Retype all material exactly. Pictures stay out of the copy.
>> Start PROVIDED DATA
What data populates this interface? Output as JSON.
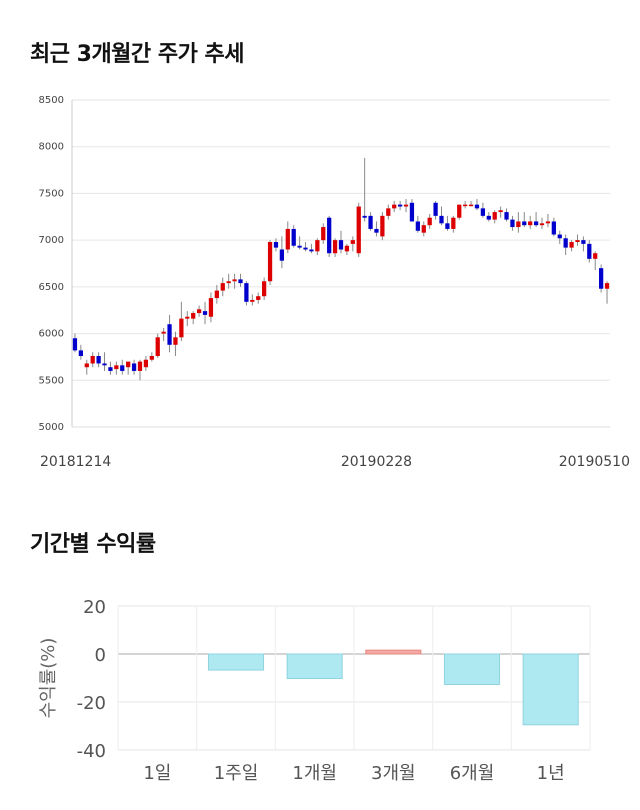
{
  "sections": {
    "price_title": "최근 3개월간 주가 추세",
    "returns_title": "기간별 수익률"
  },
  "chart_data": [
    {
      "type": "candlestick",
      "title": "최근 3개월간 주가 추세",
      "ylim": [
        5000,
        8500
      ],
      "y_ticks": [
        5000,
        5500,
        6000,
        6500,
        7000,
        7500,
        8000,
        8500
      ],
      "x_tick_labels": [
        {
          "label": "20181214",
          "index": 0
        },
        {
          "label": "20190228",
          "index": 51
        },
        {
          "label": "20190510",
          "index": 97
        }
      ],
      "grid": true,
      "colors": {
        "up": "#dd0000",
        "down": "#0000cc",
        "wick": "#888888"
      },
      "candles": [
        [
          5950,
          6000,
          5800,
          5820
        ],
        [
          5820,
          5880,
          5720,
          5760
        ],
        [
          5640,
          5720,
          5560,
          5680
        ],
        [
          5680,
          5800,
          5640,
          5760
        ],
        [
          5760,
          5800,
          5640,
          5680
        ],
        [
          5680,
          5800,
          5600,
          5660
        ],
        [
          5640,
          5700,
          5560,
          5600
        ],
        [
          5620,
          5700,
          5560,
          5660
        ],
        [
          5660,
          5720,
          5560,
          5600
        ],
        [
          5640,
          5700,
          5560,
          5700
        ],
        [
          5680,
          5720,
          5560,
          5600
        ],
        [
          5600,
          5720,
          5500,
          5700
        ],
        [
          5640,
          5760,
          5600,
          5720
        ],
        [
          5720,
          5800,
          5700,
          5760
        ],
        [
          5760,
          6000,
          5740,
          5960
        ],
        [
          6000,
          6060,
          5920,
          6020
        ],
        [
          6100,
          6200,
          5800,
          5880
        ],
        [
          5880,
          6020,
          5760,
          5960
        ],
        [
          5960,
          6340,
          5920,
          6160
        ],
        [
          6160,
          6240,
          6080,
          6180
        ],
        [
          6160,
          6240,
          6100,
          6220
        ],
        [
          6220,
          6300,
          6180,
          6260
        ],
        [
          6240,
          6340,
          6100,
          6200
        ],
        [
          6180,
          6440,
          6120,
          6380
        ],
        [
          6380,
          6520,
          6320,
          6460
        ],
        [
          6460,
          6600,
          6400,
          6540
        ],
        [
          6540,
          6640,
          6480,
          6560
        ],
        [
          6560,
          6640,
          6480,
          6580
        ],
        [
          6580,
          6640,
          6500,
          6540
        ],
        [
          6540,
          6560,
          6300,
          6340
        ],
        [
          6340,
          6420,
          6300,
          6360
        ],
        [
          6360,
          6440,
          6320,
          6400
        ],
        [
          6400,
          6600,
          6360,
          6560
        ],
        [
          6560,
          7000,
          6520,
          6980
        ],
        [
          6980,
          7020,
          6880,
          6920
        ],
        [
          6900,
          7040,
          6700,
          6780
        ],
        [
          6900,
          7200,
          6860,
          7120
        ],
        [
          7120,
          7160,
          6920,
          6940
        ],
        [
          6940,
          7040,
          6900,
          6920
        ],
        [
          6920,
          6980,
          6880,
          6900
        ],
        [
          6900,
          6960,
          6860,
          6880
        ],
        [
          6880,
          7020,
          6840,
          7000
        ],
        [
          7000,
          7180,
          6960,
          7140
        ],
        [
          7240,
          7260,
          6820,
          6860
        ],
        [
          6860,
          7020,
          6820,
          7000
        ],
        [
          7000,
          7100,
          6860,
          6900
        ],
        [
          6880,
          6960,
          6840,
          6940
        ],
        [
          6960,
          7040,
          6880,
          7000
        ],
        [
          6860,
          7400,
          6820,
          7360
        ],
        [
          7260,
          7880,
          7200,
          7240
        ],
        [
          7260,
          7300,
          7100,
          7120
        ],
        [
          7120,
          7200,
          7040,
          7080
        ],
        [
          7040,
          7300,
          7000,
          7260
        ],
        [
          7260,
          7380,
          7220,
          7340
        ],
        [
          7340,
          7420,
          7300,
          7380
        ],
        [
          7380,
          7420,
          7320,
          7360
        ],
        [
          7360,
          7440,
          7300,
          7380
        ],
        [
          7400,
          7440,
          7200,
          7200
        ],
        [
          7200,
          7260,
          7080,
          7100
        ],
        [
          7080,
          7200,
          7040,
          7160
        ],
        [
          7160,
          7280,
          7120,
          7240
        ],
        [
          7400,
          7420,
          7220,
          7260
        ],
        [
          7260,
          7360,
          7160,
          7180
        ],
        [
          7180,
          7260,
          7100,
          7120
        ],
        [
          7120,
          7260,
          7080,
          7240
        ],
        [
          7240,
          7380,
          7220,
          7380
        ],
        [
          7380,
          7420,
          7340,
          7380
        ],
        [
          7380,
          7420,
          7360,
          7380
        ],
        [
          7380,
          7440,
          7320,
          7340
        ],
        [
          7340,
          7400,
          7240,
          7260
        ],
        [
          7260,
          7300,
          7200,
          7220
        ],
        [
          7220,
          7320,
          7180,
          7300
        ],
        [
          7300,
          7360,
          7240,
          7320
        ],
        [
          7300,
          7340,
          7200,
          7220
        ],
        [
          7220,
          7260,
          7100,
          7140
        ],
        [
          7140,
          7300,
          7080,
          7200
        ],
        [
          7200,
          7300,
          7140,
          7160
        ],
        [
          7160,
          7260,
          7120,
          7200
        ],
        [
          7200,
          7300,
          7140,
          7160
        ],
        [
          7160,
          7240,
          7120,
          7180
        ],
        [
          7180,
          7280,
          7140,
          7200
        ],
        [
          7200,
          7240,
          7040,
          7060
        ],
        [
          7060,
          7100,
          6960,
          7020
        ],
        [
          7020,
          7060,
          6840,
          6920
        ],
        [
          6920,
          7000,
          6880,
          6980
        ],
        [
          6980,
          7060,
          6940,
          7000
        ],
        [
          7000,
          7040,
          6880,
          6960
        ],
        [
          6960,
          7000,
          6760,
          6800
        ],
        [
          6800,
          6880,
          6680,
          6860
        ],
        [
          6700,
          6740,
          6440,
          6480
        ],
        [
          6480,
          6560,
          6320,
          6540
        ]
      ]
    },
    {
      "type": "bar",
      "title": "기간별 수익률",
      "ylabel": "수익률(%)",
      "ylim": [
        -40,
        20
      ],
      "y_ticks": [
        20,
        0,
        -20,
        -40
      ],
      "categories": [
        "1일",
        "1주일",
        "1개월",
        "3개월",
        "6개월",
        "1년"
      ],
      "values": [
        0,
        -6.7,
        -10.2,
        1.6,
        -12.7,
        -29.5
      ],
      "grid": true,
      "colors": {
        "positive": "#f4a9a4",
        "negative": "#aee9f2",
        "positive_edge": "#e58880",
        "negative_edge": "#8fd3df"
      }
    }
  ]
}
>> End PROVIDED DATA
> **EXPECTED OUTPUT**:
What data populates this interface? Output as JSON.
{
  "sections": {
    "price_title": "최근 3개월간 주가 추세",
    "returns_title": "기간별 수익률"
  },
  "chart_data": [
    {
      "type": "candlestick",
      "title": "최근 3개월간 주가 추세",
      "ylim": [
        5000,
        8500
      ],
      "y_ticks": [
        5000,
        5500,
        6000,
        6500,
        7000,
        7500,
        8000,
        8500
      ],
      "x_tick_labels": [
        {
          "label": "20181214",
          "index": 0
        },
        {
          "label": "20190228",
          "index": 51
        },
        {
          "label": "20190510",
          "index": 97
        }
      ],
      "grid": true,
      "colors": {
        "up": "#dd0000",
        "down": "#0000cc",
        "wick": "#888888"
      },
      "candles": [
        [
          5950,
          6000,
          5800,
          5820
        ],
        [
          5820,
          5880,
          5720,
          5760
        ],
        [
          5640,
          5720,
          5560,
          5680
        ],
        [
          5680,
          5800,
          5640,
          5760
        ],
        [
          5760,
          5800,
          5640,
          5680
        ],
        [
          5680,
          5800,
          5600,
          5660
        ],
        [
          5640,
          5700,
          5560,
          5600
        ],
        [
          5620,
          5700,
          5560,
          5660
        ],
        [
          5660,
          5720,
          5560,
          5600
        ],
        [
          5640,
          5700,
          5560,
          5700
        ],
        [
          5680,
          5720,
          5560,
          5600
        ],
        [
          5600,
          5720,
          5500,
          5700
        ],
        [
          5640,
          5760,
          5600,
          5720
        ],
        [
          5720,
          5800,
          5700,
          5760
        ],
        [
          5760,
          6000,
          5740,
          5960
        ],
        [
          6000,
          6060,
          5920,
          6020
        ],
        [
          6100,
          6200,
          5800,
          5880
        ],
        [
          5880,
          6020,
          5760,
          5960
        ],
        [
          5960,
          6340,
          5920,
          6160
        ],
        [
          6160,
          6240,
          6080,
          6180
        ],
        [
          6160,
          6240,
          6100,
          6220
        ],
        [
          6220,
          6300,
          6180,
          6260
        ],
        [
          6240,
          6340,
          6100,
          6200
        ],
        [
          6180,
          6440,
          6120,
          6380
        ],
        [
          6380,
          6520,
          6320,
          6460
        ],
        [
          6460,
          6600,
          6400,
          6540
        ],
        [
          6540,
          6640,
          6480,
          6560
        ],
        [
          6560,
          6640,
          6480,
          6580
        ],
        [
          6580,
          6640,
          6500,
          6540
        ],
        [
          6540,
          6560,
          6300,
          6340
        ],
        [
          6340,
          6420,
          6300,
          6360
        ],
        [
          6360,
          6440,
          6320,
          6400
        ],
        [
          6400,
          6600,
          6360,
          6560
        ],
        [
          6560,
          7000,
          6520,
          6980
        ],
        [
          6980,
          7020,
          6880,
          6920
        ],
        [
          6900,
          7040,
          6700,
          6780
        ],
        [
          6900,
          7200,
          6860,
          7120
        ],
        [
          7120,
          7160,
          6920,
          6940
        ],
        [
          6940,
          7040,
          6900,
          6920
        ],
        [
          6920,
          6980,
          6880,
          6900
        ],
        [
          6900,
          6960,
          6860,
          6880
        ],
        [
          6880,
          7020,
          6840,
          7000
        ],
        [
          7000,
          7180,
          6960,
          7140
        ],
        [
          7240,
          7260,
          6820,
          6860
        ],
        [
          6860,
          7020,
          6820,
          7000
        ],
        [
          7000,
          7100,
          6860,
          6900
        ],
        [
          6880,
          6960,
          6840,
          6940
        ],
        [
          6960,
          7040,
          6880,
          7000
        ],
        [
          6860,
          7400,
          6820,
          7360
        ],
        [
          7260,
          7880,
          7200,
          7240
        ],
        [
          7260,
          7300,
          7100,
          7120
        ],
        [
          7120,
          7200,
          7040,
          7080
        ],
        [
          7040,
          7300,
          7000,
          7260
        ],
        [
          7260,
          7380,
          7220,
          7340
        ],
        [
          7340,
          7420,
          7300,
          7380
        ],
        [
          7380,
          7420,
          7320,
          7360
        ],
        [
          7360,
          7440,
          7300,
          7380
        ],
        [
          7400,
          7440,
          7200,
          7200
        ],
        [
          7200,
          7260,
          7080,
          7100
        ],
        [
          7080,
          7200,
          7040,
          7160
        ],
        [
          7160,
          7280,
          7120,
          7240
        ],
        [
          7400,
          7420,
          7220,
          7260
        ],
        [
          7260,
          7360,
          7160,
          7180
        ],
        [
          7180,
          7260,
          7100,
          7120
        ],
        [
          7120,
          7260,
          7080,
          7240
        ],
        [
          7240,
          7380,
          7220,
          7380
        ],
        [
          7380,
          7420,
          7340,
          7380
        ],
        [
          7380,
          7420,
          7360,
          7380
        ],
        [
          7380,
          7440,
          7320,
          7340
        ],
        [
          7340,
          7400,
          7240,
          7260
        ],
        [
          7260,
          7300,
          7200,
          7220
        ],
        [
          7220,
          7320,
          7180,
          7300
        ],
        [
          7300,
          7360,
          7240,
          7320
        ],
        [
          7300,
          7340,
          7200,
          7220
        ],
        [
          7220,
          7260,
          7100,
          7140
        ],
        [
          7140,
          7300,
          7080,
          7200
        ],
        [
          7200,
          7300,
          7140,
          7160
        ],
        [
          7160,
          7260,
          7120,
          7200
        ],
        [
          7200,
          7300,
          7140,
          7160
        ],
        [
          7160,
          7240,
          7120,
          7180
        ],
        [
          7180,
          7280,
          7140,
          7200
        ],
        [
          7200,
          7240,
          7040,
          7060
        ],
        [
          7060,
          7100,
          6960,
          7020
        ],
        [
          7020,
          7060,
          6840,
          6920
        ],
        [
          6920,
          7000,
          6880,
          6980
        ],
        [
          6980,
          7060,
          6940,
          7000
        ],
        [
          7000,
          7040,
          6880,
          6960
        ],
        [
          6960,
          7000,
          6760,
          6800
        ],
        [
          6800,
          6880,
          6680,
          6860
        ],
        [
          6700,
          6740,
          6440,
          6480
        ],
        [
          6480,
          6560,
          6320,
          6540
        ]
      ]
    },
    {
      "type": "bar",
      "title": "기간별 수익률",
      "ylabel": "수익률(%)",
      "ylim": [
        -40,
        20
      ],
      "y_ticks": [
        20,
        0,
        -20,
        -40
      ],
      "categories": [
        "1일",
        "1주일",
        "1개월",
        "3개월",
        "6개월",
        "1년"
      ],
      "values": [
        0,
        -6.7,
        -10.2,
        1.6,
        -12.7,
        -29.5
      ],
      "grid": true,
      "colors": {
        "positive": "#f4a9a4",
        "negative": "#aee9f2",
        "positive_edge": "#e58880",
        "negative_edge": "#8fd3df"
      }
    }
  ]
}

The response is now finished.